TASK DESCRIPTION >> Transcribe each line of the material as it is, and drop any picture.

(Raw records)
^^^^
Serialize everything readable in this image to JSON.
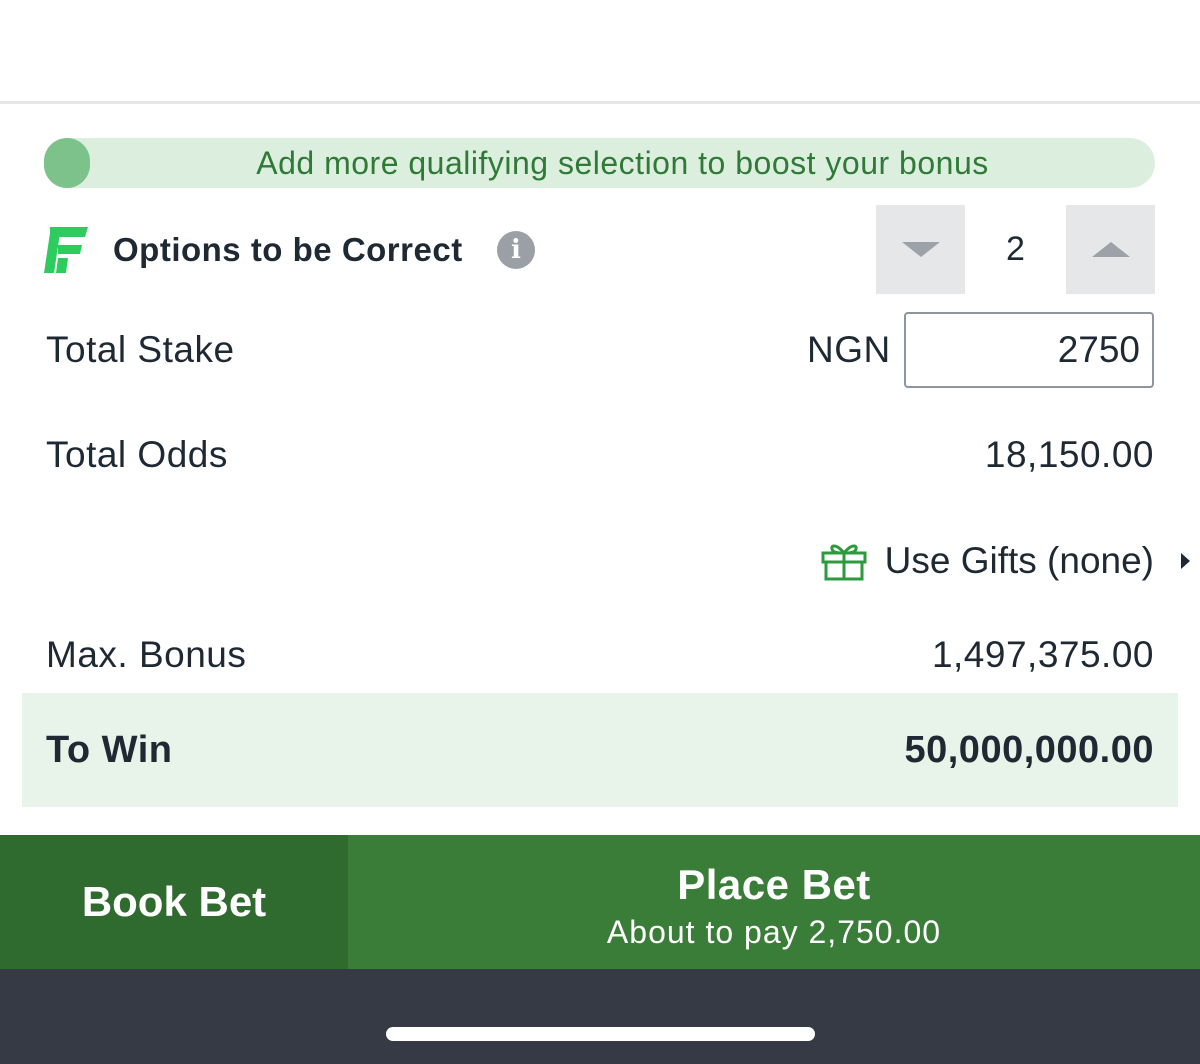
{
  "banner": {
    "text": "Add more qualifying selection to boost your bonus"
  },
  "options": {
    "label": "Options to be Correct",
    "value": "2",
    "info_icon": "i"
  },
  "stake": {
    "label": "Total Stake",
    "currency": "NGN",
    "value": "2750"
  },
  "odds": {
    "label": "Total Odds",
    "value": "18,150.00"
  },
  "gifts": {
    "label": "Use Gifts (none)"
  },
  "bonus": {
    "label": "Max. Bonus",
    "value": "1,497,375.00"
  },
  "to_win": {
    "label": "To Win",
    "value": "50,000,000.00"
  },
  "buttons": {
    "book_bet": "Book Bet",
    "place_bet": "Place Bet",
    "place_bet_sub": "About to pay 2,750.00"
  },
  "colors": {
    "brand_green": "#3a7d38",
    "dark_green": "#2f6b2e",
    "banner_bg": "#dcefdf",
    "banner_text": "#2f7a36",
    "to_win_bg": "#e8f3ea",
    "logo_green": "#2ecc5f",
    "bottom_bar": "#363a45"
  },
  "icons": [
    "logo-icon",
    "info-icon",
    "chevron-down-icon",
    "chevron-up-icon",
    "gift-icon",
    "caret-right-icon"
  ]
}
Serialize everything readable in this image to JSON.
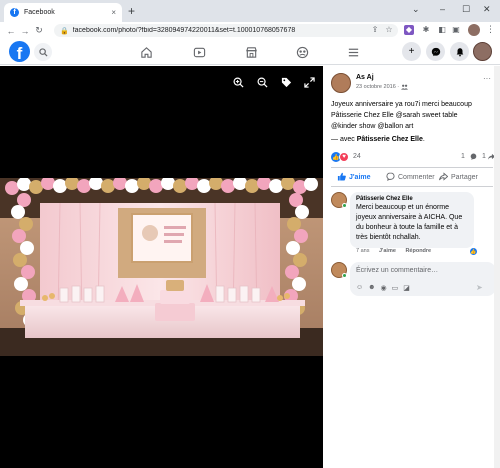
{
  "browser": {
    "tab_title": "Facebook",
    "tab_close": "×",
    "new_tab": "+",
    "url": "facebook.com/photo/?fbid=328094974220011&set=t.100010768057678",
    "window": {
      "chevron": "⌄",
      "minimize": "–",
      "maximize": "☐",
      "close": "✕"
    }
  },
  "nav": {
    "logo": "f"
  },
  "post": {
    "author": "As Aj",
    "date": "23 octobre 2016 ·",
    "caption_line1": "Joyeux anniversaire ya rou7i merci beaucoup",
    "caption_line2": "Pâtisserie Chez Elle @sarah sweet table",
    "caption_line3": "@kinder show @ballon art",
    "with_prefix": "— avec",
    "with_page": "Pâtisserie Chez Elle",
    "with_suffix": ".",
    "reaction_count": "24",
    "comment_count": "1",
    "share_count": "1"
  },
  "actions": {
    "like": "J'aime",
    "comment": "Commenter",
    "share": "Partager"
  },
  "comment": {
    "author": "Pâtisserie Chez Elle",
    "text": "Merci beaucoup et un énorme joyeux anniversaire à AICHA. Que du bonheur à toute la famille et à très bientôt nchallah.",
    "age": "7 ans",
    "like": "J'aime",
    "reply": "Répondre"
  },
  "composer": {
    "placeholder": "Écrivez un commentaire…"
  },
  "colors": {
    "facebook_blue": "#1877f2",
    "love_red": "#f33e58",
    "online_green": "#31a24c"
  }
}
^^^^
FULL RESPONSE >>
Serialize everything readable in this image to JSON.
{
  "banner": {
    "text": "Add more qualifying selection to boost your bonus"
  },
  "options": {
    "label": "Options to be Correct",
    "value": "2",
    "info_icon": "i"
  },
  "stake": {
    "label": "Total Stake",
    "currency": "NGN",
    "value": "2750"
  },
  "odds": {
    "label": "Total Odds",
    "value": "18,150.00"
  },
  "gifts": {
    "label": "Use Gifts (none)"
  },
  "bonus": {
    "label": "Max. Bonus",
    "value": "1,497,375.00"
  },
  "to_win": {
    "label": "To Win",
    "value": "50,000,000.00"
  },
  "buttons": {
    "book_bet": "Book Bet",
    "place_bet": "Place Bet",
    "place_bet_sub": "About to pay 2,750.00"
  },
  "colors": {
    "brand_green": "#3a7d38",
    "dark_green": "#2f6b2e",
    "banner_bg": "#dcefdf",
    "banner_text": "#2f7a36",
    "to_win_bg": "#e8f3ea",
    "logo_green": "#2ecc5f",
    "bottom_bar": "#363a45"
  },
  "icons": [
    "logo-icon",
    "info-icon",
    "chevron-down-icon",
    "chevron-up-icon",
    "gift-icon",
    "caret-right-icon"
  ]
}
Serialize everything readable in this image to JSON.
{
  "browser": {
    "tab_title": "Facebook",
    "tab_close": "×",
    "new_tab": "+",
    "url": "facebook.com/photo/?fbid=328094974220011&set=t.100010768057678",
    "window": {
      "chevron": "⌄",
      "minimize": "–",
      "maximize": "☐",
      "close": "✕"
    }
  },
  "nav": {
    "logo": "f"
  },
  "post": {
    "author": "As Aj",
    "date": "23 octobre 2016 ·",
    "caption_line1": "Joyeux anniversaire ya rou7i merci beaucoup",
    "caption_line2": "Pâtisserie Chez Elle @sarah sweet table",
    "caption_line3": "@kinder show @ballon art",
    "with_prefix": "— avec",
    "with_page": "Pâtisserie Chez Elle",
    "with_suffix": ".",
    "reaction_count": "24",
    "comment_count": "1",
    "share_count": "1"
  },
  "actions": {
    "like": "J'aime",
    "comment": "Commenter",
    "share": "Partager"
  },
  "comment": {
    "author": "Pâtisserie Chez Elle",
    "text": "Merci beaucoup et un énorme joyeux anniversaire à AICHA. Que du bonheur à toute la famille et à très bientôt nchallah.",
    "age": "7 ans",
    "like": "J'aime",
    "reply": "Répondre"
  },
  "composer": {
    "placeholder": "Écrivez un commentaire…"
  },
  "colors": {
    "facebook_blue": "#1877f2",
    "love_red": "#f33e58",
    "online_green": "#31a24c"
  }
}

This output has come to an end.